◆ **Exercise objective**
Show every line of the records below that contains the word "text".

◆ **Records shown**

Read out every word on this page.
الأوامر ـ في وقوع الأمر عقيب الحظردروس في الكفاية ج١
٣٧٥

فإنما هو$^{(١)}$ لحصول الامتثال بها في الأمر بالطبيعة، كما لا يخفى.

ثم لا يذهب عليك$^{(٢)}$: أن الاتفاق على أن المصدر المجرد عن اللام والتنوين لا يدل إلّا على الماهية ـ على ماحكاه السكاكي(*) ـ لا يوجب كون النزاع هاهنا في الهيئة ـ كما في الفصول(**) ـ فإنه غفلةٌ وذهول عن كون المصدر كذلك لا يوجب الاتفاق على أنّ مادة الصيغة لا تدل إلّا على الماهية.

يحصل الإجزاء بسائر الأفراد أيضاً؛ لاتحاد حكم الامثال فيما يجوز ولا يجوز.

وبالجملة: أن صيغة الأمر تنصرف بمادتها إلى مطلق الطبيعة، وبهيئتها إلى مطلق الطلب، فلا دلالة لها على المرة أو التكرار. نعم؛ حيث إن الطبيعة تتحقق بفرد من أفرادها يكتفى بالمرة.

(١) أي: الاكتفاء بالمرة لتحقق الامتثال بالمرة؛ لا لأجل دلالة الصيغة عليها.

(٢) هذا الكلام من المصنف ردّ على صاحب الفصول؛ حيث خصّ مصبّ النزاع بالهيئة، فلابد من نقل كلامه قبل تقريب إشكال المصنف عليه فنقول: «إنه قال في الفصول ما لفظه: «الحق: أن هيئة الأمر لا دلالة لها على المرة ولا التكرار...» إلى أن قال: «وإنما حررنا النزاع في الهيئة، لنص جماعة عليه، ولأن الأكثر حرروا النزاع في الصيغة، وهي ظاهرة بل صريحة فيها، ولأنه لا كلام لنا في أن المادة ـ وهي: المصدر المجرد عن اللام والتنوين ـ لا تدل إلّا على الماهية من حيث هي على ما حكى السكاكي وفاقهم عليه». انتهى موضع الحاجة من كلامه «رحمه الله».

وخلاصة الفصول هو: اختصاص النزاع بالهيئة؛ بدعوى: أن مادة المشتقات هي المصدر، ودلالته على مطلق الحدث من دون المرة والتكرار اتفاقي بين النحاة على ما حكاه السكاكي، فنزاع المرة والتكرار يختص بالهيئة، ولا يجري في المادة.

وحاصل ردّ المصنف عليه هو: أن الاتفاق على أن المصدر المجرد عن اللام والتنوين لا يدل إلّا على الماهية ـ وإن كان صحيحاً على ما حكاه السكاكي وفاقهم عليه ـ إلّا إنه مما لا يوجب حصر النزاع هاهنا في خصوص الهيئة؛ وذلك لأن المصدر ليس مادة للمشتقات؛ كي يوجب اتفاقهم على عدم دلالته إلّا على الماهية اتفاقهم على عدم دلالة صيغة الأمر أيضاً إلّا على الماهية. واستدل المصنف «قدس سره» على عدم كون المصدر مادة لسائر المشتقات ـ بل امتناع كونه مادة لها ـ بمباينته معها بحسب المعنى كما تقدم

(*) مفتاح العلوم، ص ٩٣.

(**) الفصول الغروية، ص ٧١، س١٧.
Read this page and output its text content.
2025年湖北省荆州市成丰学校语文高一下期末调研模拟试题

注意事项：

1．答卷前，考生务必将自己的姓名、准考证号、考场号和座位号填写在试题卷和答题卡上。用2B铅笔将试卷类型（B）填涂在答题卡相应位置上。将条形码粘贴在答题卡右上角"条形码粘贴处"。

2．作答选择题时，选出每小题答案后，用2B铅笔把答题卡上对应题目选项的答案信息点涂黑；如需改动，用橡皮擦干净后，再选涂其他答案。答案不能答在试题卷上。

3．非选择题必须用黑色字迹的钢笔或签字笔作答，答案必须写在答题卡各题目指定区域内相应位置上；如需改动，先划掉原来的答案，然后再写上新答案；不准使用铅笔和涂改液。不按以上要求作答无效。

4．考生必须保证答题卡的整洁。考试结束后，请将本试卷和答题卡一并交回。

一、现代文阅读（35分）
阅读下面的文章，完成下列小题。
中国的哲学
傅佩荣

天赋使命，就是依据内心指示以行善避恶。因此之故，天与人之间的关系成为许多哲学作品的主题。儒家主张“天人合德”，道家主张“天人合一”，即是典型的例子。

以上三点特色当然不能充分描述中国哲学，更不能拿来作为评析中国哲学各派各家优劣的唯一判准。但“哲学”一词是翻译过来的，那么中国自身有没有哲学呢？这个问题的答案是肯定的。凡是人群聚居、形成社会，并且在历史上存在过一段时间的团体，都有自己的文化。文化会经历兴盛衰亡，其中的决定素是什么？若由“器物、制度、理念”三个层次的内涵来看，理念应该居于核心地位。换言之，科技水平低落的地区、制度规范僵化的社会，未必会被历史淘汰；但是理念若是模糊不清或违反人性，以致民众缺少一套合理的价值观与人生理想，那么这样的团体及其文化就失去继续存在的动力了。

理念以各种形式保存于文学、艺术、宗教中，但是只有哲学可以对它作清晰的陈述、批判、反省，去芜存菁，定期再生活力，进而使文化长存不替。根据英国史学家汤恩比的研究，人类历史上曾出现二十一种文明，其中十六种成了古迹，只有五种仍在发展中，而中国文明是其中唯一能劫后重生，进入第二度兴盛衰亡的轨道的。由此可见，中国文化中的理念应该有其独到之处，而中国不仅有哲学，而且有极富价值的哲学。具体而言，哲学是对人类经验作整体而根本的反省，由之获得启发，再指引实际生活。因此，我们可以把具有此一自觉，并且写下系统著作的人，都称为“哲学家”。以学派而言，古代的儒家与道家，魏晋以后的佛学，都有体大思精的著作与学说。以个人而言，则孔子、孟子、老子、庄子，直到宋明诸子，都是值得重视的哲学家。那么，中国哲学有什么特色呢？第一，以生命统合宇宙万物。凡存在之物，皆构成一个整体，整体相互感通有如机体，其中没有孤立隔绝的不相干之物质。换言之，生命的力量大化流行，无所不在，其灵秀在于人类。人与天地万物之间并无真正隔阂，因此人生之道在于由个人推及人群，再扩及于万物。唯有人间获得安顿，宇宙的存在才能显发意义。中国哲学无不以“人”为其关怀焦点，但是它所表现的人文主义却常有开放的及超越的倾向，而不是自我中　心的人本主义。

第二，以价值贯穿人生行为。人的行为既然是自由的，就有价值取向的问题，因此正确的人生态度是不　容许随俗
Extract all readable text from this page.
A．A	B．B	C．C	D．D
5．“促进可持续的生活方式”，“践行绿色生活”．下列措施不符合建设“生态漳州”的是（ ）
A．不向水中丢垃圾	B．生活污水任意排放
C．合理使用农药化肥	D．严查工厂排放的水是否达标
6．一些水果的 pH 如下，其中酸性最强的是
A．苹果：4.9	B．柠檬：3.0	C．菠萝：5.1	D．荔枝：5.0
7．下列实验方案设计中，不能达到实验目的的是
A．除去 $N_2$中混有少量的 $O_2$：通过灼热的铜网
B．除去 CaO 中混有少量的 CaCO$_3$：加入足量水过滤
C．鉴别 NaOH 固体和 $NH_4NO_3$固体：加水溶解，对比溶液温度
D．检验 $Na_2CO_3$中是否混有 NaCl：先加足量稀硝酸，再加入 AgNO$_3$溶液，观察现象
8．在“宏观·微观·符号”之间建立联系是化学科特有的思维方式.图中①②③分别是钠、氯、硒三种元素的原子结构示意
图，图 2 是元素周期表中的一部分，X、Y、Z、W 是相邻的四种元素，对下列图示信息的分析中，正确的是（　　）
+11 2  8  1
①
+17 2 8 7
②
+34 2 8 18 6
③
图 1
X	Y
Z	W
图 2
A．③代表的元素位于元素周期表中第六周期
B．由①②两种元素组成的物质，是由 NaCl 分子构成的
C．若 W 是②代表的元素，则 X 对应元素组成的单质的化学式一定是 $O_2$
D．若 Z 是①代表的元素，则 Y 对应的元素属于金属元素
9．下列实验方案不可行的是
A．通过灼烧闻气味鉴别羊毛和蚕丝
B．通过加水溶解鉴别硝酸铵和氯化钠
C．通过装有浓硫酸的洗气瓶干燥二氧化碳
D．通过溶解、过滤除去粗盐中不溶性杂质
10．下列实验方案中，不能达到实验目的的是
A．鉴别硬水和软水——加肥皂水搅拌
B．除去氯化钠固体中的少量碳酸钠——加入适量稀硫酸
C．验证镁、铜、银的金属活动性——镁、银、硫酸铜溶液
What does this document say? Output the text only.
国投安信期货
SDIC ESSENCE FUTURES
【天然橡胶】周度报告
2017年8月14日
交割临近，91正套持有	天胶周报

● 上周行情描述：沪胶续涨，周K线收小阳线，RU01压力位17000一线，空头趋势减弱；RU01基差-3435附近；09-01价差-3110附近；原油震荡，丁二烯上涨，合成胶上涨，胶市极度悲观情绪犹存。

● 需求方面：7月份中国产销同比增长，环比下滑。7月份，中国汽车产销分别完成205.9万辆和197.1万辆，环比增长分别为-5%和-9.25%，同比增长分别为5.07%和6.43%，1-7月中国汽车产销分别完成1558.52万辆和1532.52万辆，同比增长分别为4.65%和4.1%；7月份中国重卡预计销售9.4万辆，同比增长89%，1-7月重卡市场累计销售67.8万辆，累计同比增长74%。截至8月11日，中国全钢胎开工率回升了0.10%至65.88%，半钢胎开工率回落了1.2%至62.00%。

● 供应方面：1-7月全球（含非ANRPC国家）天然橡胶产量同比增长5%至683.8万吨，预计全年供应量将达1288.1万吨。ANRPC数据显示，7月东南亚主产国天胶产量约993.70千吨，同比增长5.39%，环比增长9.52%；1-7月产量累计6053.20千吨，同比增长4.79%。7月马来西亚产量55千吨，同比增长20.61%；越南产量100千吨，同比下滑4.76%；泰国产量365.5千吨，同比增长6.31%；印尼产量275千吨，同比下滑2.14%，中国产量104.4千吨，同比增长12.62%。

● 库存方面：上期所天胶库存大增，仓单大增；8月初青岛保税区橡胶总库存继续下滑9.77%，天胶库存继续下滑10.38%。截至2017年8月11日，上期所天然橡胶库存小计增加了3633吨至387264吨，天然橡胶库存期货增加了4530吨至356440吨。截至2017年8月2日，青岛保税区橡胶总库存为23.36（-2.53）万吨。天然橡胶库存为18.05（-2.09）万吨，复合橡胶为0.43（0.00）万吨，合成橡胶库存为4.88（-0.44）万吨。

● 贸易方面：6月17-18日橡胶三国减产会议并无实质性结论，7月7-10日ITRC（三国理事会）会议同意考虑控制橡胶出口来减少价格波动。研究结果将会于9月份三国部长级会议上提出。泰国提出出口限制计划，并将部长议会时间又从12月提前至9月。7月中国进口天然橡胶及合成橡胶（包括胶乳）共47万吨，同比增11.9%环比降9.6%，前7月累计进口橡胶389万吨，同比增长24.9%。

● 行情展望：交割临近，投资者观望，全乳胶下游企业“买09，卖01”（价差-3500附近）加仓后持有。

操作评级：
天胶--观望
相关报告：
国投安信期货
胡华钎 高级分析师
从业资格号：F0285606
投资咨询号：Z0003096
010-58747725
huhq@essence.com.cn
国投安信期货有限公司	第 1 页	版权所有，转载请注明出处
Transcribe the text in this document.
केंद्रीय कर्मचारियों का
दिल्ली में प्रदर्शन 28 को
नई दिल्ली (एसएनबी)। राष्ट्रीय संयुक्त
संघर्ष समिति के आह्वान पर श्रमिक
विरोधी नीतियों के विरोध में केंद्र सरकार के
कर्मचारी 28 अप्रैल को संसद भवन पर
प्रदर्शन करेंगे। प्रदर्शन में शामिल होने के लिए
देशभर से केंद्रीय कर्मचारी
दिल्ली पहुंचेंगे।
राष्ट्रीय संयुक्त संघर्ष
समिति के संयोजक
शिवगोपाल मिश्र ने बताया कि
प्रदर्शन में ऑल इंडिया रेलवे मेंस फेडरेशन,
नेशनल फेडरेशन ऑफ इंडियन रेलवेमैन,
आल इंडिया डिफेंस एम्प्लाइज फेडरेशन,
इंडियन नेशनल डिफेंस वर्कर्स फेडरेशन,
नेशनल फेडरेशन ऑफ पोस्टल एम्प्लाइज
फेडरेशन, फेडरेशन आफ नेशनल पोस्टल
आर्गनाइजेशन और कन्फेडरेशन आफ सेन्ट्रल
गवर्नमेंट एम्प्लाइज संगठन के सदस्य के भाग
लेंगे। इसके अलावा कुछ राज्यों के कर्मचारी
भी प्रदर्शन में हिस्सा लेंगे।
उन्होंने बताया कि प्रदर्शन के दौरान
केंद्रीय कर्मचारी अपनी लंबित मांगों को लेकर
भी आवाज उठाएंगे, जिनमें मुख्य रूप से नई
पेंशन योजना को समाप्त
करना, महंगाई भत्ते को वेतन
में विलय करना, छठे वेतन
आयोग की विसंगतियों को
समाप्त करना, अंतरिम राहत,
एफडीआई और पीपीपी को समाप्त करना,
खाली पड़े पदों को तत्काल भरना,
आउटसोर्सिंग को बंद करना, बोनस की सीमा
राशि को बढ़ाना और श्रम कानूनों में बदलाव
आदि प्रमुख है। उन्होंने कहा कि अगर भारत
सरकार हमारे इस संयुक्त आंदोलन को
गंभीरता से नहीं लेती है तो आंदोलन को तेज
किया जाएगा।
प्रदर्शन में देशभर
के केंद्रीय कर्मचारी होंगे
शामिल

◆ **Response to the task**
Read this page and output its text content.
Extract all readable text from this page.
What does this document say? Output the text only.
Transcribe the text in this document.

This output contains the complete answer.